▶ Problem to solve: Search the listing for "text" and copy every line where it appears.

>> Begin Data section

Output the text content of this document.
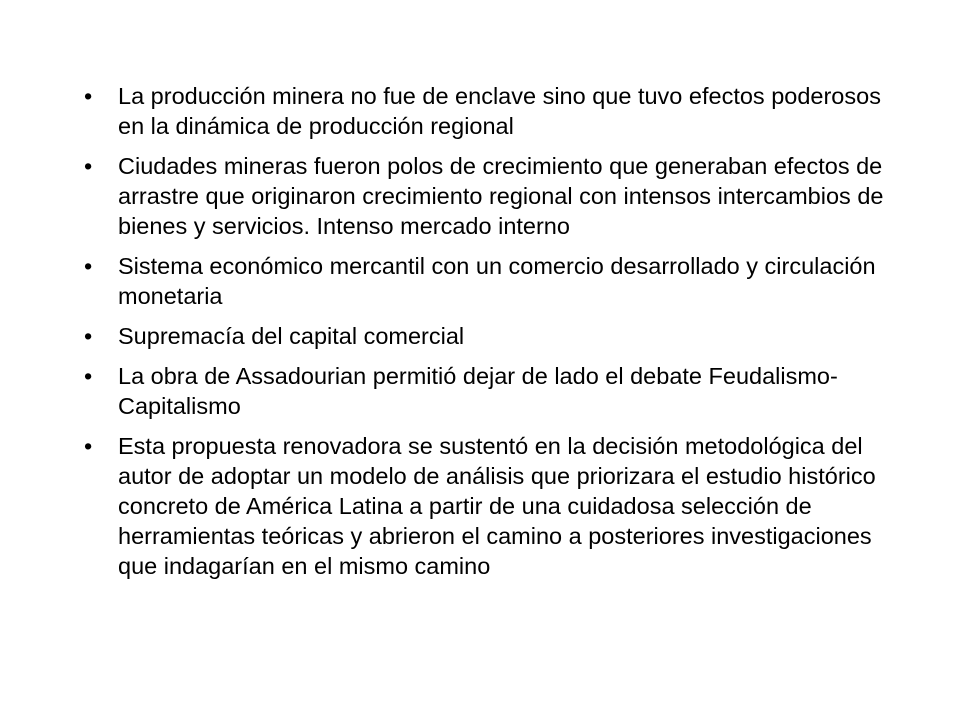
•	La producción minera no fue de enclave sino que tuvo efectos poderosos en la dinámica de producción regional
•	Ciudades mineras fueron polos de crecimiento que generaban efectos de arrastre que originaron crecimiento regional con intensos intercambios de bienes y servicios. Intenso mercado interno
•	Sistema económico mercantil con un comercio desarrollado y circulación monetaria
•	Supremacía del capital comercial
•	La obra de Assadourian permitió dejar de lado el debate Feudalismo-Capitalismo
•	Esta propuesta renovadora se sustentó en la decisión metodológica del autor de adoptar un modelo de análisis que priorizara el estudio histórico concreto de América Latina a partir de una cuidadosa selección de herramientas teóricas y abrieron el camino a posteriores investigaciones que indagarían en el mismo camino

>> End Data section
>> Begin Data section

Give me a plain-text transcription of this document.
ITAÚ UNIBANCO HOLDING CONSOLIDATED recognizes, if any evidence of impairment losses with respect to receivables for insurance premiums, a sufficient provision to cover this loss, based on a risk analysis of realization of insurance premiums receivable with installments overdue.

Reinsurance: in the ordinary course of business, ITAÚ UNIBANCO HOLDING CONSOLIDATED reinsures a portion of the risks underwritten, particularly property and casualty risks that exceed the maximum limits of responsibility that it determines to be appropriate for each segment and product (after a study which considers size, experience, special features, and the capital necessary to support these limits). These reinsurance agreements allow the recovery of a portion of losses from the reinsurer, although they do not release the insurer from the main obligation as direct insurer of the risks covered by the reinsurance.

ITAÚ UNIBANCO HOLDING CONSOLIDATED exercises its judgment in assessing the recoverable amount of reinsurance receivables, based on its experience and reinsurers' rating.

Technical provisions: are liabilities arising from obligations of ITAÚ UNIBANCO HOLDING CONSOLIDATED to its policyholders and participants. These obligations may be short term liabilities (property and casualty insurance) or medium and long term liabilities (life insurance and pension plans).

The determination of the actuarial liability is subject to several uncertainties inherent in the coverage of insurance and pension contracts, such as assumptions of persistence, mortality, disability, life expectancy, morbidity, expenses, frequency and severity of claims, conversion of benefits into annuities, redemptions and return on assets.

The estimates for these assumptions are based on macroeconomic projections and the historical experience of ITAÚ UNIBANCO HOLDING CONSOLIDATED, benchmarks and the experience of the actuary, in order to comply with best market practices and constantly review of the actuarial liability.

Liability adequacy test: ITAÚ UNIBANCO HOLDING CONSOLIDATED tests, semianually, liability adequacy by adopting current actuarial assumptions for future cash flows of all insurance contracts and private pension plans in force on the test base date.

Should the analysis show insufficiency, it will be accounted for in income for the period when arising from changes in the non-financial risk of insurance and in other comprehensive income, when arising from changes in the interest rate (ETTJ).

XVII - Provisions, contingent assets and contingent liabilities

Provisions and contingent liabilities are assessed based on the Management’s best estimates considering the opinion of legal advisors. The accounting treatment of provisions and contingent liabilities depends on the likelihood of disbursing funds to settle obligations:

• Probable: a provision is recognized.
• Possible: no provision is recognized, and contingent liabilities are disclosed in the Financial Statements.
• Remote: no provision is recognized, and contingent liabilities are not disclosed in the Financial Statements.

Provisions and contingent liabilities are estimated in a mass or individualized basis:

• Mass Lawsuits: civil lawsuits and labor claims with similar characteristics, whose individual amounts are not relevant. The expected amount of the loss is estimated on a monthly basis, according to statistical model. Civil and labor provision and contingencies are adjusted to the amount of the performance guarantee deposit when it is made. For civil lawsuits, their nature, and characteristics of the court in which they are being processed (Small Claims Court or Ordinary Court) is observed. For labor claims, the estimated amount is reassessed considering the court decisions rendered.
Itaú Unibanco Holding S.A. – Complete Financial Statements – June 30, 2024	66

>> End Data section

▶ Answer to the task:
Output the text content of this document.
Give me a plain-text transcription of this document.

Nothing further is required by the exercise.